対象の本文:

========

独り言

突然の引退 ~引き際について~

お笑い芸人

突然の引退 ~引き際について~

院長のひとりごと76

辞めて欲しいと思うのに、なかなか辞めなかった総理大臣と、辞めて欲しくないと思うのに、辞めてしまったお笑いタレントを見ていて、引き際について改めて考えさせられました。
かつて私は患者さんを診ない、基礎医学の研究室に10年近くいました。
教室には理学部、農学部等の優秀な学生も多く集まっていて、その輝くばかりの才能を目の当たりにして、眩しく感じていました。
自分なりの研究活動をしてはいましたが、臨床の教室からの誘いがあった折、迷わず優秀な後輩に席を譲りました。
とかくクセのある人の多い基礎医学の中では、能力はともかく、とっつきやすい方だった私は、後輩たちに惜しんでもらいましたが、未練はありませんでした。
もう何も産み出せそうにない、アイディアが枯渇した状態なのに、教授になろうともがいている人も、教室にはいましたが、そんな人が教授になったら教室員は地獄です。
教授になることはゴールではなく、自分と教室員を開花させるスタートだと自覚すべきです。

========

課題一覧:
A) 本文について、次の問いに答えてください。
(i) 筆者が基礎医学の研究室にいたのはどのくらいの期間ですか？
(ii) 教室にはどの学部の学生が集まっていましたか？
(iii) 臨床の教室から誘いがあったとき、筆者は誰に席を譲りましたか？
B) 次の各文は本文の内容と合っていますか？「はい」か「いいえ」で答え、判断の根拠となる本文の言葉をそのまま引用してください。
(i) 筆者は臨床の教室へ移ることを迷った。
(ii) 筆者は研究室を去る際、後輩たちに惜しまれた。
(iii) 筆者は教授になることをゴールだと考えている。
C) 本文の「自分なりの研究活動をしてはい」から「スタートだと自覚すべきです。」までを、一字も変えずに書き写してください。
資料は本文の内容と関係ありません。

========

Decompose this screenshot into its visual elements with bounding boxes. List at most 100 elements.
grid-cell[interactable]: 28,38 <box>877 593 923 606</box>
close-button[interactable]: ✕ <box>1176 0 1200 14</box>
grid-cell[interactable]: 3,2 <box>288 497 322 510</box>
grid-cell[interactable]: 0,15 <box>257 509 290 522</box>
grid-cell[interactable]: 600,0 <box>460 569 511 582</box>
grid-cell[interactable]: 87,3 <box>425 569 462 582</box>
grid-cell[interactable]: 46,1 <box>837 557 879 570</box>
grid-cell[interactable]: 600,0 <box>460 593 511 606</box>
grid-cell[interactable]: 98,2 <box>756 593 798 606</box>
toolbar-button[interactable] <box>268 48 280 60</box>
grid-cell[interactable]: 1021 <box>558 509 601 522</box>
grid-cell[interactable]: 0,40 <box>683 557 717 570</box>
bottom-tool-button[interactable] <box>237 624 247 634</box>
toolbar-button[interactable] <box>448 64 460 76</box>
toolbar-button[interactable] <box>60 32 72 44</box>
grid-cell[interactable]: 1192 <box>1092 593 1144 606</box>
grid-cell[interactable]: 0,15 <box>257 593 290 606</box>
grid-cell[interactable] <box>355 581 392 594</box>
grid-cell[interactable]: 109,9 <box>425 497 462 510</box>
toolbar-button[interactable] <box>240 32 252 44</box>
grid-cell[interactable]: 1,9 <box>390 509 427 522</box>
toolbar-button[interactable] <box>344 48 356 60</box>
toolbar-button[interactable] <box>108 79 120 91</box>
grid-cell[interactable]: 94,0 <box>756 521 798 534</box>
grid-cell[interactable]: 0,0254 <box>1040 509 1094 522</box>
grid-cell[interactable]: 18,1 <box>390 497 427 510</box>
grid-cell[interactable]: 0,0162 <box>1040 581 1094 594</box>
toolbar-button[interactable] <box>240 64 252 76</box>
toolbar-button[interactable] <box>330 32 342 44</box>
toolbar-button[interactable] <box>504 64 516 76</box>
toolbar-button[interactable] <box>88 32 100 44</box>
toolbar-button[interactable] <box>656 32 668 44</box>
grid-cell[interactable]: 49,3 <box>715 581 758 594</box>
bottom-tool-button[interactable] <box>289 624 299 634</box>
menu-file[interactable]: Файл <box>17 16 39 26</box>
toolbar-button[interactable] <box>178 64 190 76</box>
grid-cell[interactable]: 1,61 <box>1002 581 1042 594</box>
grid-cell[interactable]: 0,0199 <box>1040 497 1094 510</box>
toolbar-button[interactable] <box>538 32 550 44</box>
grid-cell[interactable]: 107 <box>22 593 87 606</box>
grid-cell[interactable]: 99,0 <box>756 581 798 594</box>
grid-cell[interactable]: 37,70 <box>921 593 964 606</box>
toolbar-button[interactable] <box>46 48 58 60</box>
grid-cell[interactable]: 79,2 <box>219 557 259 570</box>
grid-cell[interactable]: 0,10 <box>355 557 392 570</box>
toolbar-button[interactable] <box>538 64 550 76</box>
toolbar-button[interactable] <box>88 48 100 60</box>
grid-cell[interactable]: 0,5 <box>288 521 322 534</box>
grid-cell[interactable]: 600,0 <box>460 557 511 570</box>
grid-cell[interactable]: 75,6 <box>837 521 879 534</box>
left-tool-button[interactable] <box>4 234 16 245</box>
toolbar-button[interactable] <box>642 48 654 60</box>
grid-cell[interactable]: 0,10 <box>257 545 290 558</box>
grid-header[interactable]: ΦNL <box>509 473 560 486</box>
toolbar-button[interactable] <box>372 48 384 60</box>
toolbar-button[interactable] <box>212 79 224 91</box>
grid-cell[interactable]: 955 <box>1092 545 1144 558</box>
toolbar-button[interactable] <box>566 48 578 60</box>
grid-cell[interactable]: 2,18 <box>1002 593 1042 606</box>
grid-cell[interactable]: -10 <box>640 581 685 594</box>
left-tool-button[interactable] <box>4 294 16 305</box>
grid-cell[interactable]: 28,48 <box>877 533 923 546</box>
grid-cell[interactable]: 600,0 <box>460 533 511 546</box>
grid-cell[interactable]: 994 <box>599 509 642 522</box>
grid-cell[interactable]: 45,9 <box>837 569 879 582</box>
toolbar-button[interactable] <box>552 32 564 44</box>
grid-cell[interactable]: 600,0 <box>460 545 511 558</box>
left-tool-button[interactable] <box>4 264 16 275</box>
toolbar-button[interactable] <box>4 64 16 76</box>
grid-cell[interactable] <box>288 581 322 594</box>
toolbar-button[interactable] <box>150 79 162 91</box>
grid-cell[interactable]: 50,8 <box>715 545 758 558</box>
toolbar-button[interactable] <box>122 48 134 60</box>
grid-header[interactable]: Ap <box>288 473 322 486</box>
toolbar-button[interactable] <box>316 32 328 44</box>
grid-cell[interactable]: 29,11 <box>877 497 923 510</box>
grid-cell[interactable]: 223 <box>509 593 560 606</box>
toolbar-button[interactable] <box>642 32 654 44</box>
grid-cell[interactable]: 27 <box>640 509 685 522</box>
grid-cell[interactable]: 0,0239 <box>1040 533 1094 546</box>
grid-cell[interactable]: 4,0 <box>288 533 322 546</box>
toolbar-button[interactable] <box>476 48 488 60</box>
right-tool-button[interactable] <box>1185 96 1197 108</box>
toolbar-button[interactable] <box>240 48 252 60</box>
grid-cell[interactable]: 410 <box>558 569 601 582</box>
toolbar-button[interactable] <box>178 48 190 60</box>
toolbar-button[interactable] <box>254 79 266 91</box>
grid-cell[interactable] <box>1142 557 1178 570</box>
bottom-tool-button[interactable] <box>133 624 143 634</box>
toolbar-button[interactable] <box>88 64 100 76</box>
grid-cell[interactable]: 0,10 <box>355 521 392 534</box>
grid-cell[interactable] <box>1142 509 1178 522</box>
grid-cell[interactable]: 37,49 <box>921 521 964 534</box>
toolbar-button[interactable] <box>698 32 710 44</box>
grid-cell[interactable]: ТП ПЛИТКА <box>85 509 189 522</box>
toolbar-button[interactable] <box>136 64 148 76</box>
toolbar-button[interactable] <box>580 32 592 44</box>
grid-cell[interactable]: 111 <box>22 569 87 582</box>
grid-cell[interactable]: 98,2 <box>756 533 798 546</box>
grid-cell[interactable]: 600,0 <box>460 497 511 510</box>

========

解答:
A)
(i) 10年近く
(ii) 理学部、農学部等
(iii) 優秀な後輩

B)
(i) いいえ。「迷わず優秀な後輩に席を譲りました」
(ii) はい。「後輩たちに惜しんでもらいましたが」
(iii) いいえ。「教授になることはゴールではなく」

C)
自分なりの研究活動をしてはいましたが、臨床の教室からの誘いがあった折、迷わず優秀な後輩に席を譲りました。
とかくクセのある人の多い基礎医学の中では、能力はともかく、とっつきやすい方だった私は、後輩たちに惜しんでもらいましたが、未練はありませんでした。
もう何も産み出せそうにない、アイディアが枯渇した状態なのに、教授になろうともがいている人も、教室にはいましたが、そんな人が教授になったら教室員は地獄です。
教授になることはゴールではなく、自分と教室員を開花させるスタートだと自覚すべきです。